Identify all lines below that hold "Facility" and collect them.

Collection entries
___
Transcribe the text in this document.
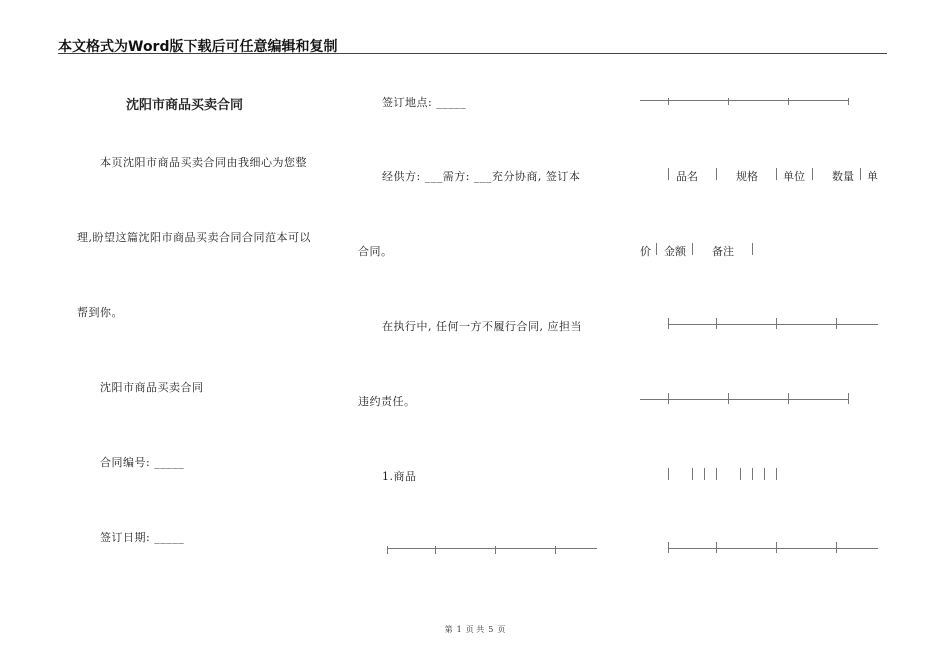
本文格式为Word版下载后可任意编辑和复制
沈阳市商品买卖合同
本页沈阳市商品买卖合同由我细心为您整
理,盼望这篇沈阳市商品买卖合同合同范本可以
帮到你。
沈阳市商品买卖合同
合同编号: _____
签订日期: _____
签订地点: _____
经供方: ___需方: ___充分协商, 签订本
合同。
在执行中, 任何一方不履行合同, 应担当
违约责任。
1.商品
品名	规格 单位 数量 单
价 金额 备注
第 1 页 共 5 页
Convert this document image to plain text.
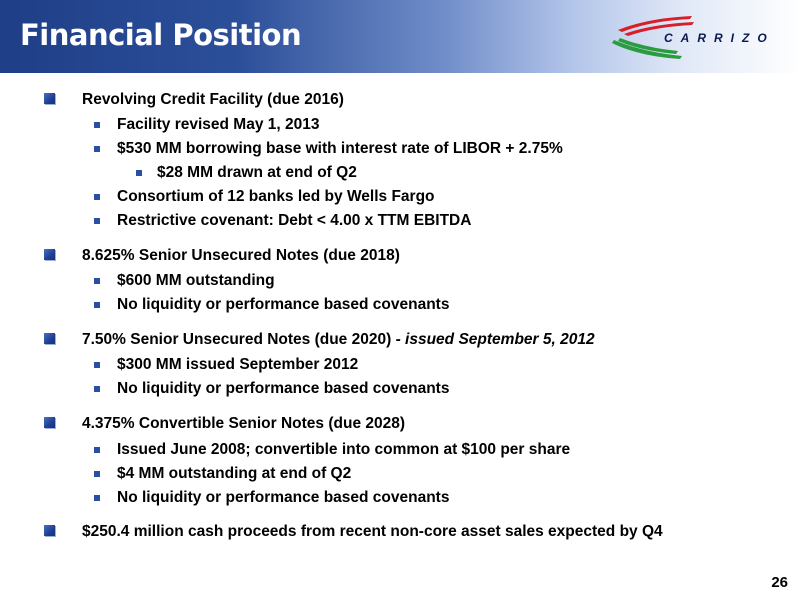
Financial Position	CARRIZO
Revolving Credit Facility (due 2016)
Facility revised May 1, 2013
$530 MM borrowing base with interest rate of LIBOR + 2.75%
$28 MM drawn at end of Q2
Consortium of 12 banks led by Wells Fargo
Restrictive covenant: Debt < 4.00 x TTM EBITDA
8.625% Senior Unsecured Notes (due 2018)
$600 MM outstanding
No liquidity or performance based covenants
7.50% Senior Unsecured Notes (due 2020) - issued September 5, 2012
$300 MM issued September 2012
No liquidity or performance based covenants
4.375% Convertible Senior Notes (due 2028)
Issued June 2008; convertible into common at $100 per share
$4 MM outstanding at end of Q2
No liquidity or performance based covenants
$250.4 million cash proceeds from recent non-core asset sales expected by Q4
26
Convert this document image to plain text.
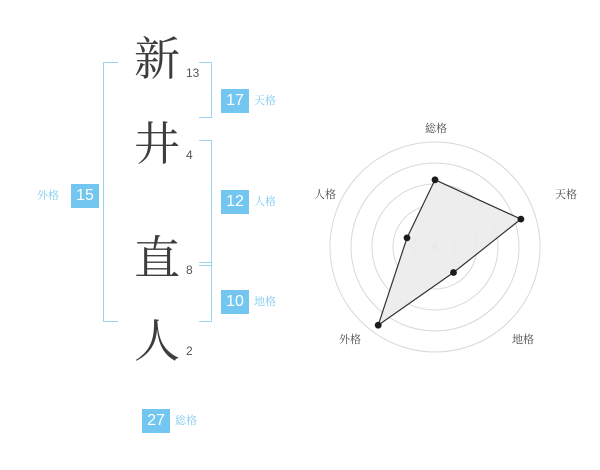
外格	15
新 13
井 4
直 8
人 2
17 天格
12 人格
10 地格
27 総格
総格
天格
地格
外格
人格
___
• Response:
Revolving Credit Facility (due 2016)
Facility revised May 1, 2013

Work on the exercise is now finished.